Task goal >> Check each line below for the word "ylabel", and copy those that have it.

Information given >>
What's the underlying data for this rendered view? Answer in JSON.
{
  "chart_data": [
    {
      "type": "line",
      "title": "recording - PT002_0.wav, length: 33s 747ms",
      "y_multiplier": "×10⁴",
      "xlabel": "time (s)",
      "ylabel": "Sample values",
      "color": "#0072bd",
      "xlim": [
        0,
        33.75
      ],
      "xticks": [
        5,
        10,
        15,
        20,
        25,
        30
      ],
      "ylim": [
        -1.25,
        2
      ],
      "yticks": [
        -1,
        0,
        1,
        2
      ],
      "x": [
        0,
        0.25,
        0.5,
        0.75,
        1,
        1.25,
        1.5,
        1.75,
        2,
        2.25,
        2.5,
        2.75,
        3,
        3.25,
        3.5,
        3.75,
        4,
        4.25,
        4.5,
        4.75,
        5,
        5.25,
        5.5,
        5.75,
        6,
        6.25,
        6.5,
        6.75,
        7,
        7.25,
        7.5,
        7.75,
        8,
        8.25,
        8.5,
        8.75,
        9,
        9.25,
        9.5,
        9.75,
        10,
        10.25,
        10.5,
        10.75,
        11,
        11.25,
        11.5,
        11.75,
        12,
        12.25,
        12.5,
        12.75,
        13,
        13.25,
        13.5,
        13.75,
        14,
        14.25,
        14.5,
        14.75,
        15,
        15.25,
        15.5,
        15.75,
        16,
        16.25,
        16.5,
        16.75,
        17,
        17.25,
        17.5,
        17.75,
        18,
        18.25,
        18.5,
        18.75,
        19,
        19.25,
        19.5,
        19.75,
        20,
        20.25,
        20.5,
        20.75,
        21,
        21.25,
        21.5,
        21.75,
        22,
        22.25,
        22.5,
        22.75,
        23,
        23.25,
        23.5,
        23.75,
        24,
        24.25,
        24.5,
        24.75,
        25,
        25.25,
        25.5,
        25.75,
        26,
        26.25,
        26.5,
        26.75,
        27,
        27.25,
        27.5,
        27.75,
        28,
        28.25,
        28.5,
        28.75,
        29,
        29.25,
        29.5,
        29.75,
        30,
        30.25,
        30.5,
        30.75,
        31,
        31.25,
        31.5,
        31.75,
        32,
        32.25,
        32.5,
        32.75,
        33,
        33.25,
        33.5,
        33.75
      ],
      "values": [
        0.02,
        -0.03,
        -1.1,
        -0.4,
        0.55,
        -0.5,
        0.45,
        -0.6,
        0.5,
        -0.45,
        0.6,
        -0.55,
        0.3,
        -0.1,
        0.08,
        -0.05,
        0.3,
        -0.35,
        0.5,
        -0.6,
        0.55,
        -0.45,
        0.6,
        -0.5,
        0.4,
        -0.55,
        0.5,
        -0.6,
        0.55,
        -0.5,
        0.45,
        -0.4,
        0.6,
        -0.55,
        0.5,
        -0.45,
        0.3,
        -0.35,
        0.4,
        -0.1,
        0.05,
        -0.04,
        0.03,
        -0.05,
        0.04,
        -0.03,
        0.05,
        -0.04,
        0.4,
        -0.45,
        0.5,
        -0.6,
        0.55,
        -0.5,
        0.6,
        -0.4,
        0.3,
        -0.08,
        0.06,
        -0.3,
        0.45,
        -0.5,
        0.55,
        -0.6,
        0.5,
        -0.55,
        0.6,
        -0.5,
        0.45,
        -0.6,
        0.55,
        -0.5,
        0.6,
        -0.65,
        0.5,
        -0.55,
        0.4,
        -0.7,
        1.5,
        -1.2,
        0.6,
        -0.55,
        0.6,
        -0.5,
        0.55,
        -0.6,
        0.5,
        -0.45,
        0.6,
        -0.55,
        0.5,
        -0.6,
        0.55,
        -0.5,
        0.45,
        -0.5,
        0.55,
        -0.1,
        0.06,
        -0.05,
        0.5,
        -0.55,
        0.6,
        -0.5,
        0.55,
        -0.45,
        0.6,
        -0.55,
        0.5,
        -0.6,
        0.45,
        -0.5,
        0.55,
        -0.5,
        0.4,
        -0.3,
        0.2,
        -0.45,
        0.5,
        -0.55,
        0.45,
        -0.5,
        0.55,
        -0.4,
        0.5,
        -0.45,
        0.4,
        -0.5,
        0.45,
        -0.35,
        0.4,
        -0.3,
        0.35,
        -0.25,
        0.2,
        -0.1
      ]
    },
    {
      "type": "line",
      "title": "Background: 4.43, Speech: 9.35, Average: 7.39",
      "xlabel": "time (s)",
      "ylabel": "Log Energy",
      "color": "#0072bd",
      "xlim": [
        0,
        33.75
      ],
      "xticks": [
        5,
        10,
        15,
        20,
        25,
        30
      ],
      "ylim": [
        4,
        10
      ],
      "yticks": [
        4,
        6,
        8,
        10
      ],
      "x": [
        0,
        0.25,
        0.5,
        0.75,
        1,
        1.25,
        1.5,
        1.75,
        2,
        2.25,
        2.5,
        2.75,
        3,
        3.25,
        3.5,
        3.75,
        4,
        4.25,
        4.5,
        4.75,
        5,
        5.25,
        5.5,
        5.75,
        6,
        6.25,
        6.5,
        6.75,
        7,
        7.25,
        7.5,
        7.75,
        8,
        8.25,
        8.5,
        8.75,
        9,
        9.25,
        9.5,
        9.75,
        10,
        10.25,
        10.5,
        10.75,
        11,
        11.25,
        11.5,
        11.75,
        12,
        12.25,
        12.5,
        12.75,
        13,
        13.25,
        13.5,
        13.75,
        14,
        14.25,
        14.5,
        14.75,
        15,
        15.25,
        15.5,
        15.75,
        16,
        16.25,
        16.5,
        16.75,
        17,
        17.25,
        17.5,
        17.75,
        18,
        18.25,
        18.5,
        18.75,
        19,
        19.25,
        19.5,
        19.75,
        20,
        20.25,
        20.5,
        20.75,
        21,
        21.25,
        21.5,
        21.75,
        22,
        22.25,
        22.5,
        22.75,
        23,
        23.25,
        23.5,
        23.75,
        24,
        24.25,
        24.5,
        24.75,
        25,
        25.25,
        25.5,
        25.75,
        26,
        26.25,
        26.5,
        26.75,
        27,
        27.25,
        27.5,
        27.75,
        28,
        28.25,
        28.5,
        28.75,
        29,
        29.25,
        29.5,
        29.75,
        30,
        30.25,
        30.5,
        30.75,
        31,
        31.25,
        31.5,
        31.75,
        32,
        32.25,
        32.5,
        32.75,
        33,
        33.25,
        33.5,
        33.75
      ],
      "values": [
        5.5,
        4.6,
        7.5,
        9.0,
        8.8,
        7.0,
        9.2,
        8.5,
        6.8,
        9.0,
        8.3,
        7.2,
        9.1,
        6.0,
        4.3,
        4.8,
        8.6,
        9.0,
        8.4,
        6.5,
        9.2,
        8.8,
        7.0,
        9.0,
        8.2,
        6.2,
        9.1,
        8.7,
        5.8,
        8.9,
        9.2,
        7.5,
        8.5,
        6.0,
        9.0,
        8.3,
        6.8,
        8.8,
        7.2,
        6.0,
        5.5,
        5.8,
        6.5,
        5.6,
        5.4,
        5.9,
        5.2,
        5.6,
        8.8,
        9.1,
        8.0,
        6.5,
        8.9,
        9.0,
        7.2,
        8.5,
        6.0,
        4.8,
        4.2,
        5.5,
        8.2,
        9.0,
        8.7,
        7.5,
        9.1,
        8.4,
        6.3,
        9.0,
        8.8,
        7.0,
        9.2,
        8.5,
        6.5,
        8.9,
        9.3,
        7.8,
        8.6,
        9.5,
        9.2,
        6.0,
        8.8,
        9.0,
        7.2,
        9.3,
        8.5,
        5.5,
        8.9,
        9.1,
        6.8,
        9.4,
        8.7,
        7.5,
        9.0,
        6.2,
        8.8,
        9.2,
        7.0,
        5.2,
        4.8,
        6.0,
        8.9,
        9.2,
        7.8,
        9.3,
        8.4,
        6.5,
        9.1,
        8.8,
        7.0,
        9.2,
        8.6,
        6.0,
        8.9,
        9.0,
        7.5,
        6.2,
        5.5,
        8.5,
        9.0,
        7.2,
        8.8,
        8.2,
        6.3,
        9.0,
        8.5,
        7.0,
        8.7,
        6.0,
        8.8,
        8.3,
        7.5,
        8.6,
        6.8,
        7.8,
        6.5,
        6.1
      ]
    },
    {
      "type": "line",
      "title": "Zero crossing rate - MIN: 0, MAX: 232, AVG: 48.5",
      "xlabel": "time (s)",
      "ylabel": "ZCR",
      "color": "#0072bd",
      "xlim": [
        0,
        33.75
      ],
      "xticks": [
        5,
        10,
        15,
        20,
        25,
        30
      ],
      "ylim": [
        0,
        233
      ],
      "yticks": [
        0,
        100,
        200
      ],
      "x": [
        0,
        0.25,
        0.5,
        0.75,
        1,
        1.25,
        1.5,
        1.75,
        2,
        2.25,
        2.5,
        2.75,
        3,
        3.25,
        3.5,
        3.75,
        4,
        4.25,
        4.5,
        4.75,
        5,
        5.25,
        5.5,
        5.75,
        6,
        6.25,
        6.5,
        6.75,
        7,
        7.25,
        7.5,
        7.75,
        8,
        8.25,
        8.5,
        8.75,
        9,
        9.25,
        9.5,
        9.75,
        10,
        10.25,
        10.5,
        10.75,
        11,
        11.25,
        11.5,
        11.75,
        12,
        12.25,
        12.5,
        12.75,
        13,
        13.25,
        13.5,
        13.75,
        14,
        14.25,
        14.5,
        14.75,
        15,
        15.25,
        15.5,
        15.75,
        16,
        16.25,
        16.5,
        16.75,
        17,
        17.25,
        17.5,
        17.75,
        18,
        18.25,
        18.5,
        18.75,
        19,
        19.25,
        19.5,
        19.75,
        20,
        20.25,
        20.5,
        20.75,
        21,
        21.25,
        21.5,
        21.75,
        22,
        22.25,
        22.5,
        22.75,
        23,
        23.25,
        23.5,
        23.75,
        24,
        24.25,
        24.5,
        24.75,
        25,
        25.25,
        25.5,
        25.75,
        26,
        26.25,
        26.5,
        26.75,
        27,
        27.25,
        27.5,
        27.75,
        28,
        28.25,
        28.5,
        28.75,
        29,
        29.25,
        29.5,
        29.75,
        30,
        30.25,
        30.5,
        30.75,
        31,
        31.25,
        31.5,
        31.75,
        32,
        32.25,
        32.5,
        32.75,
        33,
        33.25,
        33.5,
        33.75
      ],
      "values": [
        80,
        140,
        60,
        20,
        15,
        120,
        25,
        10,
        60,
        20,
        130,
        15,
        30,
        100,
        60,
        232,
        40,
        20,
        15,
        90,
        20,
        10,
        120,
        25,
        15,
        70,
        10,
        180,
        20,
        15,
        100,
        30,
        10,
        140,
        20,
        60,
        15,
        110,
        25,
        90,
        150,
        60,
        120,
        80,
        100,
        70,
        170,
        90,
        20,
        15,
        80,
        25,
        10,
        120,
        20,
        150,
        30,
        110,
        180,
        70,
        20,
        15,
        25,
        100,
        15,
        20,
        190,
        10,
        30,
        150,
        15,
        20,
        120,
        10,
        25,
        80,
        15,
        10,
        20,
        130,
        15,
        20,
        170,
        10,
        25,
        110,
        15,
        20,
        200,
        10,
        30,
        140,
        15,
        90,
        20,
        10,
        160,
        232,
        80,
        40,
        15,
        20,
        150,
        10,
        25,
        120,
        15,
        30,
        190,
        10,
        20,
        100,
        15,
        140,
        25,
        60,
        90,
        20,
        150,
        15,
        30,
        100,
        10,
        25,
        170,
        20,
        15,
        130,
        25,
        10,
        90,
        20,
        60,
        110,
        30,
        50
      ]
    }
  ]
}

Response to this task >>
      "ylabel": "Sample values",
      "ylabel": "Log Energy",
      "ylabel": "ZCR",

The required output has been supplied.